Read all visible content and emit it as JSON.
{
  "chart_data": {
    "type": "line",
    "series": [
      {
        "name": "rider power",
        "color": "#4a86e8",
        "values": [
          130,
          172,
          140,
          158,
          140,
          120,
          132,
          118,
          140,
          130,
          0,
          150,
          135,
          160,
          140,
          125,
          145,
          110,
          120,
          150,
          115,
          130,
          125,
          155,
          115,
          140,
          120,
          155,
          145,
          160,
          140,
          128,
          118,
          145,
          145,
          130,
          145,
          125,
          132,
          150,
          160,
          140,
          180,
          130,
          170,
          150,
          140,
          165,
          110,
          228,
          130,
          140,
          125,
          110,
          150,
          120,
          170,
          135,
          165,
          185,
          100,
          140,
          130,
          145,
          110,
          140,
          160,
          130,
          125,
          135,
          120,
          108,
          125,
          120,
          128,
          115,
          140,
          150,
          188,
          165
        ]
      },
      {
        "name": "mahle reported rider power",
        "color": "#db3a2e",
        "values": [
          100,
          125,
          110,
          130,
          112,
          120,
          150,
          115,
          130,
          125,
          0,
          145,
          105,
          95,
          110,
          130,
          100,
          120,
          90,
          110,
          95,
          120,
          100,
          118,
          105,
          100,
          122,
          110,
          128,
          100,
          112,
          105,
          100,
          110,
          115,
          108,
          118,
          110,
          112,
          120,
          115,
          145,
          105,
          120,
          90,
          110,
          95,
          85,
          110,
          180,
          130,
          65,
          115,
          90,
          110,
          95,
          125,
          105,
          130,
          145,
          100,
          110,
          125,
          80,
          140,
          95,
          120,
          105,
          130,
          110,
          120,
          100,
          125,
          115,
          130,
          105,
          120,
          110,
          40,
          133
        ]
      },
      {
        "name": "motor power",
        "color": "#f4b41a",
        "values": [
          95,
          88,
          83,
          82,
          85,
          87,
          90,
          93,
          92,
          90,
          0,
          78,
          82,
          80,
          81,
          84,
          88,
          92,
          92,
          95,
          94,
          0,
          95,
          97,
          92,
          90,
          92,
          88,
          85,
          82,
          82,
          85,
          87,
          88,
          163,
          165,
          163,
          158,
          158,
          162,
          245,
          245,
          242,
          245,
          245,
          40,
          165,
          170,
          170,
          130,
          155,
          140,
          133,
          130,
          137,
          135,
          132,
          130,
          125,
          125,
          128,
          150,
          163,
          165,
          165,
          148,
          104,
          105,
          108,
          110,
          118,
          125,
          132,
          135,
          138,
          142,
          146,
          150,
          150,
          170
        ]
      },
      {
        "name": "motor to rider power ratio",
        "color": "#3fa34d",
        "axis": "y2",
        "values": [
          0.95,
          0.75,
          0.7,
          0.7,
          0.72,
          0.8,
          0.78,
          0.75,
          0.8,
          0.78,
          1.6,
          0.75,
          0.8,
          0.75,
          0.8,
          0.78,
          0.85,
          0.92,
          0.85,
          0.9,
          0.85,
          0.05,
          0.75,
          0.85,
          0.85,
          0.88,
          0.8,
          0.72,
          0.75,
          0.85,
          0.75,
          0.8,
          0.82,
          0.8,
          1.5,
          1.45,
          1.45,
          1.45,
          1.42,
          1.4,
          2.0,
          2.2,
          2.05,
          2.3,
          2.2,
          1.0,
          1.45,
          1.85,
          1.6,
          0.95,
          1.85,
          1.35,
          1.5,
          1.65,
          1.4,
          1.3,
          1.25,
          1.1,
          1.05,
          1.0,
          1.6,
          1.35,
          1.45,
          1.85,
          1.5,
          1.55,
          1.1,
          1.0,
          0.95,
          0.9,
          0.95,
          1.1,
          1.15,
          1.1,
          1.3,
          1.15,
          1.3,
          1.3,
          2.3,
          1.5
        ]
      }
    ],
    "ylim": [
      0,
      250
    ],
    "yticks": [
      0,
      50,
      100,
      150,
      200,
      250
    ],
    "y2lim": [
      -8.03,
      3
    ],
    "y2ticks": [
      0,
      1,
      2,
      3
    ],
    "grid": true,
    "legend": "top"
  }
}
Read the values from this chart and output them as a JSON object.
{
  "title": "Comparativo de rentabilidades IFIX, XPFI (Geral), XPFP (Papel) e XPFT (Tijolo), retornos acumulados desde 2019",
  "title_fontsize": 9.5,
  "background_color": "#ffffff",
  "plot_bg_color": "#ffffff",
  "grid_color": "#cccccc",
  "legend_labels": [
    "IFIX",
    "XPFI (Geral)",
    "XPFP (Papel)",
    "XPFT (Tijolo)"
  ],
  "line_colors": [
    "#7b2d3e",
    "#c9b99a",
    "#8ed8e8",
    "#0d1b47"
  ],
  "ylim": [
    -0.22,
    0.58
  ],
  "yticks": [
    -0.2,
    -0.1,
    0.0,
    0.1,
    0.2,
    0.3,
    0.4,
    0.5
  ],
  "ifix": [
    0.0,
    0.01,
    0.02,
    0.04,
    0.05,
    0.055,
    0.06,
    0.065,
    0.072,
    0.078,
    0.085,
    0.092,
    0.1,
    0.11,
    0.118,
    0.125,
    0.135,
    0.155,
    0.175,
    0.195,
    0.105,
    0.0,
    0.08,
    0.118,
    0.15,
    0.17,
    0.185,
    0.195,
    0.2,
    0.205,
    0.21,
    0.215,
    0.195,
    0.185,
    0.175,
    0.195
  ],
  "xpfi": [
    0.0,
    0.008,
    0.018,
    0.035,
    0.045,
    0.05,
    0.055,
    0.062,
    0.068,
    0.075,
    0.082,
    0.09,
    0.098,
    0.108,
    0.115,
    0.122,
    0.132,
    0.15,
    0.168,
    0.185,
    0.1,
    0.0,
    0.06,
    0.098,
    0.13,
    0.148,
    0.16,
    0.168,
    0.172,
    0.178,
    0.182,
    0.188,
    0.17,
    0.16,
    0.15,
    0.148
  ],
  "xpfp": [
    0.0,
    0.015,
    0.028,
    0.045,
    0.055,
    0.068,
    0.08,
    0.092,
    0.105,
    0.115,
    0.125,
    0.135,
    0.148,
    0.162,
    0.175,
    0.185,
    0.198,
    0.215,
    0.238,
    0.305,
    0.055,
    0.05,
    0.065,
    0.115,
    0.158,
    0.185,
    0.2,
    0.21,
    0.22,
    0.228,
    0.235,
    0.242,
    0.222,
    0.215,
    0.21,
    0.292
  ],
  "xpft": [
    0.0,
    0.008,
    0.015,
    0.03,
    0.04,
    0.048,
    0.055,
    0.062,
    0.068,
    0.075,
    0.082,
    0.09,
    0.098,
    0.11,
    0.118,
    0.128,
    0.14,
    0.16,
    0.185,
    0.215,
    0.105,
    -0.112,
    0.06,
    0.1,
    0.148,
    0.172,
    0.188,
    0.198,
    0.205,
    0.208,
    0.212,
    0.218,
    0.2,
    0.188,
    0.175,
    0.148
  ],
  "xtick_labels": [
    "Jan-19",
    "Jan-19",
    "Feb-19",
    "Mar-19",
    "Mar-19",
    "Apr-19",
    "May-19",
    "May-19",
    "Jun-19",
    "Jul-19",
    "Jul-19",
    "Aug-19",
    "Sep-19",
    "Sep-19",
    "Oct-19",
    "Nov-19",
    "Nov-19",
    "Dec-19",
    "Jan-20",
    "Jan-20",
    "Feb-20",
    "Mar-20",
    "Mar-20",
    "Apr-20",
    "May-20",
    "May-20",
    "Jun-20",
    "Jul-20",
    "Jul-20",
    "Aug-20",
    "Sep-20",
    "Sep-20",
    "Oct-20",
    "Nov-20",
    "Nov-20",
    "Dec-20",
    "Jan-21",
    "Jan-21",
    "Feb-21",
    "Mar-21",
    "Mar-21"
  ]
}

= = = =

*PROMPT:*
Print all of the data exactly as it was given.

*REPLY TO THE TASK:*
Read all visible content and emit it as JSON.
{
  "chart_data": {
    "type": "line",
    "series": [
      {
        "name": "rider power",
        "color": "#4a86e8",
        "values": [
          130,
          172,
          140,
          158,
          140,
          120,
          132,
          118,
          140,
          130,
          0,
          150,
          135,
          160,
          140,
          125,
          145,
          110,
          120,
          150,
          115,
          130,
          125,
          155,
          115,
          140,
          120,
          155,
          145,
          160,
          140,
          128,
          118,
          145,
          145,
          130,
          145,
          125,
          132,
          150,
          160,
          140,
          180,
          130,
          170,
          150,
          140,
          165,
          110,
          228,
          130,
          140,
          125,
          110,
          150,
          120,
          170,
          135,
          165,
          185,
          100,
          140,
          130,
          145,
          110,
          140,
          160,
          130,
          125,
          135,
          120,
          108,
          125,
          120,
          128,
          115,
          140,
          150,
          188,
          165
        ]
      },
      {
        "name": "mahle reported rider power",
        "color": "#db3a2e",
        "values": [
          100,
          125,
          110,
          130,
          112,
          120,
          150,
          115,
          130,
          125,
          0,
          145,
          105,
          95,
          110,
          130,
          100,
          120,
          90,
          110,
          95,
          120,
          100,
          118,
          105,
          100,
          122,
          110,
          128,
          100,
          112,
          105,
          100,
          110,
          115,
          108,
          118,
          110,
          112,
          120,
          115,
          145,
          105,
          120,
          90,
          110,
          95,
          85,
          110,
          180,
          130,
          65,
          115,
          90,
          110,
          95,
          125,
          105,
          130,
          145,
          100,
          110,
          125,
          80,
          140,
          95,
          120,
          105,
          130,
          110,
          120,
          100,
          125,
          115,
          130,
          105,
          120,
          110,
          40,
          133
        ]
      },
      {
        "name": "motor power",
        "color": "#f4b41a",
        "values": [
          95,
          88,
          83,
          82,
          85,
          87,
          90,
          93,
          92,
          90,
          0,
          78,
          82,
          80,
          81,
          84,
          88,
          92,
          92,
          95,
          94,
          0,
          95,
          97,
          92,
          90,
          92,
          88,
          85,
          82,
          82,
          85,
          87,
          88,
          163,
          165,
          163,
          158,
          158,
          162,
          245,
          245,
          242,
          245,
          245,
          40,
          165,
          170,
          170,
          130,
          155,
          140,
          133,
          130,
          137,
          135,
          132,
          130,
          125,
          125,
          128,
          150,
          163,
          165,
          165,
          148,
          104,
          105,
          108,
          110,
          118,
          125,
          132,
          135,
          138,
          142,
          146,
          150,
          150,
          170
        ]
      },
      {
        "name": "motor to rider power ratio",
        "color": "#3fa34d",
        "axis": "y2",
        "values": [
          0.95,
          0.75,
          0.7,
          0.7,
          0.72,
          0.8,
          0.78,
          0.75,
          0.8,
          0.78,
          1.6,
          0.75,
          0.8,
          0.75,
          0.8,
          0.78,
          0.85,
          0.92,
          0.85,
          0.9,
          0.85,
          0.05,
          0.75,
          0.85,
          0.85,
          0.88,
          0.8,
          0.72,
          0.75,
          0.85,
          0.75,
          0.8,
          0.82,
          0.8,
          1.5,
          1.45,
          1.45,
          1.45,
          1.42,
          1.4,
          2.0,
          2.2,
          2.05,
          2.3,
          2.2,
          1.0,
          1.45,
          1.85,
          1.6,
          0.95,
          1.85,
          1.35,
          1.5,
          1.65,
          1.4,
          1.3,
          1.25,
          1.1,
          1.05,
          1.0,
          1.6,
          1.35,
          1.45,
          1.85,
          1.5,
          1.55,
          1.1,
          1.0,
          0.95,
          0.9,
          0.95,
          1.1,
          1.15,
          1.1,
          1.3,
          1.15,
          1.3,
          1.3,
          2.3,
          1.5
        ]
      }
    ],
    "ylim": [
      0,
      250
    ],
    "yticks": [
      0,
      50,
      100,
      150,
      200,
      250
    ],
    "y2lim": [
      -8.03,
      3
    ],
    "y2ticks": [
      0,
      1,
      2,
      3
    ],
    "grid": true,
    "legend": "top"
  }
}
Read the values from this chart and output them as a JSON object.
{
  "title": "Comparativo de rentabilidades IFIX, XPFI (Geral), XPFP (Papel) e XPFT (Tijolo), retornos acumulados desde 2019",
  "title_fontsize": 9.5,
  "background_color": "#ffffff",
  "plot_bg_color": "#ffffff",
  "grid_color": "#cccccc",
  "legend_labels": [
    "IFIX",
    "XPFI (Geral)",
    "XPFP (Papel)",
    "XPFT (Tijolo)"
  ],
  "line_colors": [
    "#7b2d3e",
    "#c9b99a",
    "#8ed8e8",
    "#0d1b47"
  ],
  "ylim": [
    -0.22,
    0.58
  ],
  "yticks": [
    -0.2,
    -0.1,
    0.0,
    0.1,
    0.2,
    0.3,
    0.4,
    0.5
  ],
  "ifix": [
    0.0,
    0.01,
    0.02,
    0.04,
    0.05,
    0.055,
    0.06,
    0.065,
    0.072,
    0.078,
    0.085,
    0.092,
    0.1,
    0.11,
    0.118,
    0.125,
    0.135,
    0.155,
    0.175,
    0.195,
    0.105,
    0.0,
    0.08,
    0.118,
    0.15,
    0.17,
    0.185,
    0.195,
    0.2,
    0.205,
    0.21,
    0.215,
    0.195,
    0.185,
    0.175,
    0.195
  ],
  "xpfi": [
    0.0,
    0.008,
    0.018,
    0.035,
    0.045,
    0.05,
    0.055,
    0.062,
    0.068,
    0.075,
    0.082,
    0.09,
    0.098,
    0.108,
    0.115,
    0.122,
    0.132,
    0.15,
    0.168,
    0.185,
    0.1,
    0.0,
    0.06,
    0.098,
    0.13,
    0.148,
    0.16,
    0.168,
    0.172,
    0.178,
    0.182,
    0.188,
    0.17,
    0.16,
    0.15,
    0.148
  ],
  "xpfp": [
    0.0,
    0.015,
    0.028,
    0.045,
    0.055,
    0.068,
    0.08,
    0.092,
    0.105,
    0.115,
    0.125,
    0.135,
    0.148,
    0.162,
    0.175,
    0.185,
    0.198,
    0.215,
    0.238,
    0.305,
    0.055,
    0.05,
    0.065,
    0.115,
    0.158,
    0.185,
    0.2,
    0.21,
    0.22,
    0.228,
    0.235,
    0.242,
    0.222,
    0.215,
    0.21,
    0.292
  ],
  "xpft": [
    0.0,
    0.008,
    0.015,
    0.03,
    0.04,
    0.048,
    0.055,
    0.062,
    0.068,
    0.075,
    0.082,
    0.09,
    0.098,
    0.11,
    0.118,
    0.128,
    0.14,
    0.16,
    0.185,
    0.215,
    0.105,
    -0.112,
    0.06,
    0.1,
    0.148,
    0.172,
    0.188,
    0.198,
    0.205,
    0.208,
    0.212,
    0.218,
    0.2,
    0.188,
    0.175,
    0.148
  ],
  "xtick_labels": [
    "Jan-19",
    "Jan-19",
    "Feb-19",
    "Mar-19",
    "Mar-19",
    "Apr-19",
    "May-19",
    "May-19",
    "Jun-19",
    "Jul-19",
    "Jul-19",
    "Aug-19",
    "Sep-19",
    "Sep-19",
    "Oct-19",
    "Nov-19",
    "Nov-19",
    "Dec-19",
    "Jan-20",
    "Jan-20",
    "Feb-20",
    "Mar-20",
    "Mar-20",
    "Apr-20",
    "May-20",
    "May-20",
    "Jun-20",
    "Jul-20",
    "Jul-20",
    "Aug-20",
    "Sep-20",
    "Sep-20",
    "Oct-20",
    "Nov-20",
    "Nov-20",
    "Dec-20",
    "Jan-21",
    "Jan-21",
    "Feb-21",
    "Mar-21",
    "Mar-21"
  ]
}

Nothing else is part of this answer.